Input rows ->
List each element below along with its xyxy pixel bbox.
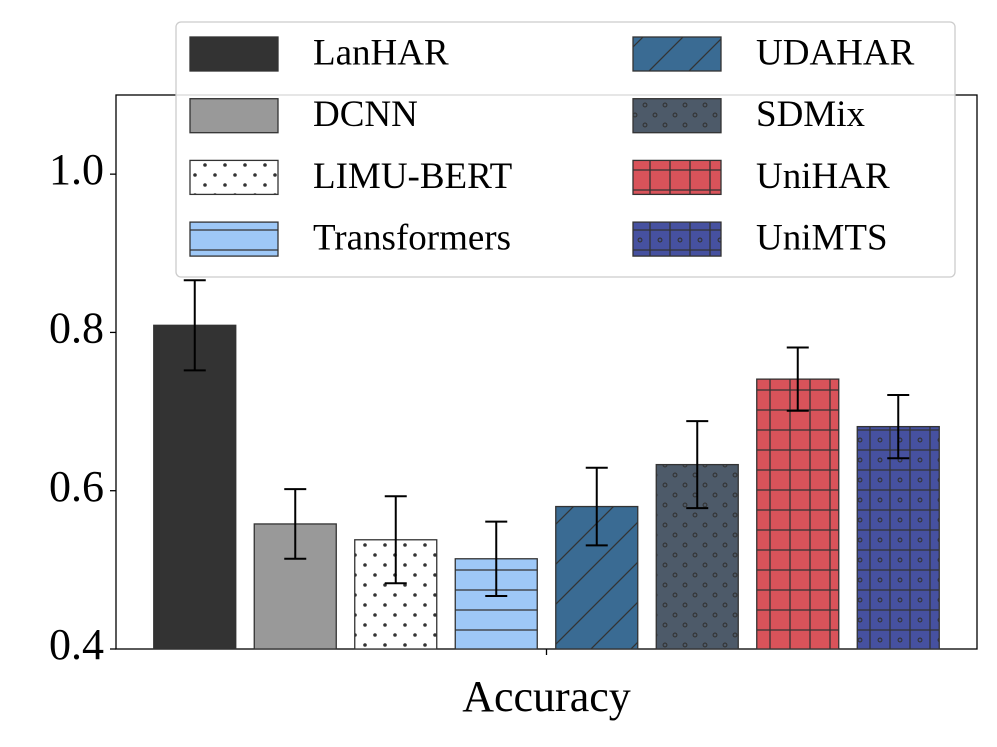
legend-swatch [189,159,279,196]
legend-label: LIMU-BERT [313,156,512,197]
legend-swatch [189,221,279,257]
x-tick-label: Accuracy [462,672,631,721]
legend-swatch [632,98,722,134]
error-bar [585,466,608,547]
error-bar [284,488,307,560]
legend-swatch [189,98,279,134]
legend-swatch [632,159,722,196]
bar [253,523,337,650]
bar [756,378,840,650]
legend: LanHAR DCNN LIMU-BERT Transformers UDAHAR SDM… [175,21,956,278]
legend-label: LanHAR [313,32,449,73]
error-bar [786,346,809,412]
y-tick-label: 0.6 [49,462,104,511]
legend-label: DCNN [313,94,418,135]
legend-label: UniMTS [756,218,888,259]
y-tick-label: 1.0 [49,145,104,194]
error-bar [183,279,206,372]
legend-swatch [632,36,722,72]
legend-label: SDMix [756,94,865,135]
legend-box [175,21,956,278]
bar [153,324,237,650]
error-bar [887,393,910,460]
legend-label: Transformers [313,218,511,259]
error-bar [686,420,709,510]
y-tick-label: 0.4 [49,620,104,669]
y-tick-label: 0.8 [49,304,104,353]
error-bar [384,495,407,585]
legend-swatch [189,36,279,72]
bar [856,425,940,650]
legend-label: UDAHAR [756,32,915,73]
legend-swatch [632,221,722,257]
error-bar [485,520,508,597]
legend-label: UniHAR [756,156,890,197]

Short task -> Arrange every line of the listing above as a numbered list, skipping any blank lines. Leave the picture out of your answer.

The reply ->
1. List each element below along with its xyxy pixel bbox.
2. legend-swatch [189,159,279,196]
3. legend-label: LIMU-BERT [313,156,512,197]
4. legend-swatch [189,221,279,257]
5. x-tick-label: Accuracy [462,672,631,721]
6. legend-swatch [632,98,722,134]
7. error-bar [585,466,608,547]
8. error-bar [284,488,307,560]
9. legend-swatch [189,98,279,134]
10. legend-swatch [632,159,722,196]
11. bar [253,523,337,650]
12. bar [756,378,840,650]
13. legend: LanHAR DCNN LIMU-BERT Transformers UDAHAR SDM… [175,21,956,278]
14. legend-label: LanHAR [313,32,449,73]
15. error-bar [786,346,809,412]
16. y-tick-label: 0.6 [49,462,104,511]
17. legend-label: DCNN [313,94,418,135]
18. legend-label: UniMTS [756,218,888,259]
19. y-tick-label: 1.0 [49,145,104,194]
20. error-bar [183,279,206,372]
21. legend-swatch [632,36,722,72]
22. legend-label: SDMix [756,94,865,135]
23. legend-box [175,21,956,278]
24. bar [153,324,237,650]
25. error-bar [887,393,910,460]
26. legend-label: Transformers [313,218,511,259]
27. error-bar [686,420,709,510]
28. y-tick-label: 0.4 [49,620,104,669]
29. y-tick-label: 0.8 [49,304,104,353]
30. error-bar [384,495,407,585]
31. legend-swatch [189,36,279,72]
32. bar [856,425,940,650]
33. legend-label: UDAHAR [756,32,915,73]
34. legend-swatch [632,221,722,257]
35. error-bar [485,520,508,597]
36. legend-label: UniHAR [756,156,890,197]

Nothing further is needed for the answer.